**DATASET CONTENT**
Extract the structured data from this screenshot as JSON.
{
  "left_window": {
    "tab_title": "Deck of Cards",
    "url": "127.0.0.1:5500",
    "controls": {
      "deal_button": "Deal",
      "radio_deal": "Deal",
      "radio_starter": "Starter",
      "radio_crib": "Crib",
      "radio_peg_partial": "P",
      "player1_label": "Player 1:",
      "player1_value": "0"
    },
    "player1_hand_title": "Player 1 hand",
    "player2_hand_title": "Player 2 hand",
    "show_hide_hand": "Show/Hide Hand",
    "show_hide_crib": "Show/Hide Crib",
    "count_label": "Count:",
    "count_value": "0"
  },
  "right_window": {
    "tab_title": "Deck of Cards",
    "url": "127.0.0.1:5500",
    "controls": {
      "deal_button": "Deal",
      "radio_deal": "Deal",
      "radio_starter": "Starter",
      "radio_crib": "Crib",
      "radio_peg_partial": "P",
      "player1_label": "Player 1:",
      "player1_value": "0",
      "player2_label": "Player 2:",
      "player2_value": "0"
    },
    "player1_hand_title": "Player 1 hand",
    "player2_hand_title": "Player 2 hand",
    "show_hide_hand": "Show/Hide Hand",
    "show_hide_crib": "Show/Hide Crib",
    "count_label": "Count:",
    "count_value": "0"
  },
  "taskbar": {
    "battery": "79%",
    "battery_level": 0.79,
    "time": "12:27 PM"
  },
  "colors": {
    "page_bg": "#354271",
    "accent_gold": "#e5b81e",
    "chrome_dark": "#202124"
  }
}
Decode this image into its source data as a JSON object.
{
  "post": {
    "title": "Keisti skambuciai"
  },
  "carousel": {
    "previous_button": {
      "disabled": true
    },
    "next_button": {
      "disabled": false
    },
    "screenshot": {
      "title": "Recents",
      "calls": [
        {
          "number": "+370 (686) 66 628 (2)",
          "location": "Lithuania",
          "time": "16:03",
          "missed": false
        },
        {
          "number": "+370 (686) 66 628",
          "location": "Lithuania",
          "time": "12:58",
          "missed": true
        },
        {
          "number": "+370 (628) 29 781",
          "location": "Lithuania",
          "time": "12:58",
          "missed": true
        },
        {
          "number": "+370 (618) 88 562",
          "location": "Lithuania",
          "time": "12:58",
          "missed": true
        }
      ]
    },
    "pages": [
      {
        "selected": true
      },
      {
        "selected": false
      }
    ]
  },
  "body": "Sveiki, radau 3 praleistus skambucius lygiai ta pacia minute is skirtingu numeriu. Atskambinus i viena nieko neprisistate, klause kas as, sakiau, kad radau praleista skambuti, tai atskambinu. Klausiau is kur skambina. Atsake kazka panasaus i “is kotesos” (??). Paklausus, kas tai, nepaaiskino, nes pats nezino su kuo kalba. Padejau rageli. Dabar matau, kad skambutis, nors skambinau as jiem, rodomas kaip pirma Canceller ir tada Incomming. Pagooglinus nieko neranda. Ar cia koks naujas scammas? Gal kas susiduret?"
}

**EXERCISE DESCRIPTION**
Print back all the lines verbatim.

**SOLUTION TO THIS TASK**
Extract the structured data from this screenshot as JSON.
{
  "left_window": {
    "tab_title": "Deck of Cards",
    "url": "127.0.0.1:5500",
    "controls": {
      "deal_button": "Deal",
      "radio_deal": "Deal",
      "radio_starter": "Starter",
      "radio_crib": "Crib",
      "radio_peg_partial": "P",
      "player1_label": "Player 1:",
      "player1_value": "0"
    },
    "player1_hand_title": "Player 1 hand",
    "player2_hand_title": "Player 2 hand",
    "show_hide_hand": "Show/Hide Hand",
    "show_hide_crib": "Show/Hide Crib",
    "count_label": "Count:",
    "count_value": "0"
  },
  "right_window": {
    "tab_title": "Deck of Cards",
    "url": "127.0.0.1:5500",
    "controls": {
      "deal_button": "Deal",
      "radio_deal": "Deal",
      "radio_starter": "Starter",
      "radio_crib": "Crib",
      "radio_peg_partial": "P",
      "player1_label": "Player 1:",
      "player1_value": "0",
      "player2_label": "Player 2:",
      "player2_value": "0"
    },
    "player1_hand_title": "Player 1 hand",
    "player2_hand_title": "Player 2 hand",
    "show_hide_hand": "Show/Hide Hand",
    "show_hide_crib": "Show/Hide Crib",
    "count_label": "Count:",
    "count_value": "0"
  },
  "taskbar": {
    "battery": "79%",
    "battery_level": 0.79,
    "time": "12:27 PM"
  },
  "colors": {
    "page_bg": "#354271",
    "accent_gold": "#e5b81e",
    "chrome_dark": "#202124"
  }
}
Decode this image into its source data as a JSON object.
{
  "post": {
    "title": "Keisti skambuciai"
  },
  "carousel": {
    "previous_button": {
      "disabled": true
    },
    "next_button": {
      "disabled": false
    },
    "screenshot": {
      "title": "Recents",
      "calls": [
        {
          "number": "+370 (686) 66 628 (2)",
          "location": "Lithuania",
          "time": "16:03",
          "missed": false
        },
        {
          "number": "+370 (686) 66 628",
          "location": "Lithuania",
          "time": "12:58",
          "missed": true
        },
        {
          "number": "+370 (628) 29 781",
          "location": "Lithuania",
          "time": "12:58",
          "missed": true
        },
        {
          "number": "+370 (618) 88 562",
          "location": "Lithuania",
          "time": "12:58",
          "missed": true
        }
      ]
    },
    "pages": [
      {
        "selected": true
      },
      {
        "selected": false
      }
    ]
  },
  "body": "Sveiki, radau 3 praleistus skambucius lygiai ta pacia minute is skirtingu numeriu. Atskambinus i viena nieko neprisistate, klause kas as, sakiau, kad radau praleista skambuti, tai atskambinu. Klausiau is kur skambina. Atsake kazka panasaus i “is kotesos” (??). Paklausus, kas tai, nepaaiskino, nes pats nezino su kuo kalba. Padejau rageli. Dabar matau, kad skambutis, nors skambinau as jiem, rodomas kaip pirma Canceller ir tada Incomming. Pagooglinus nieko neranda. Ar cia koks naujas scammas? Gal kas susiduret?"
}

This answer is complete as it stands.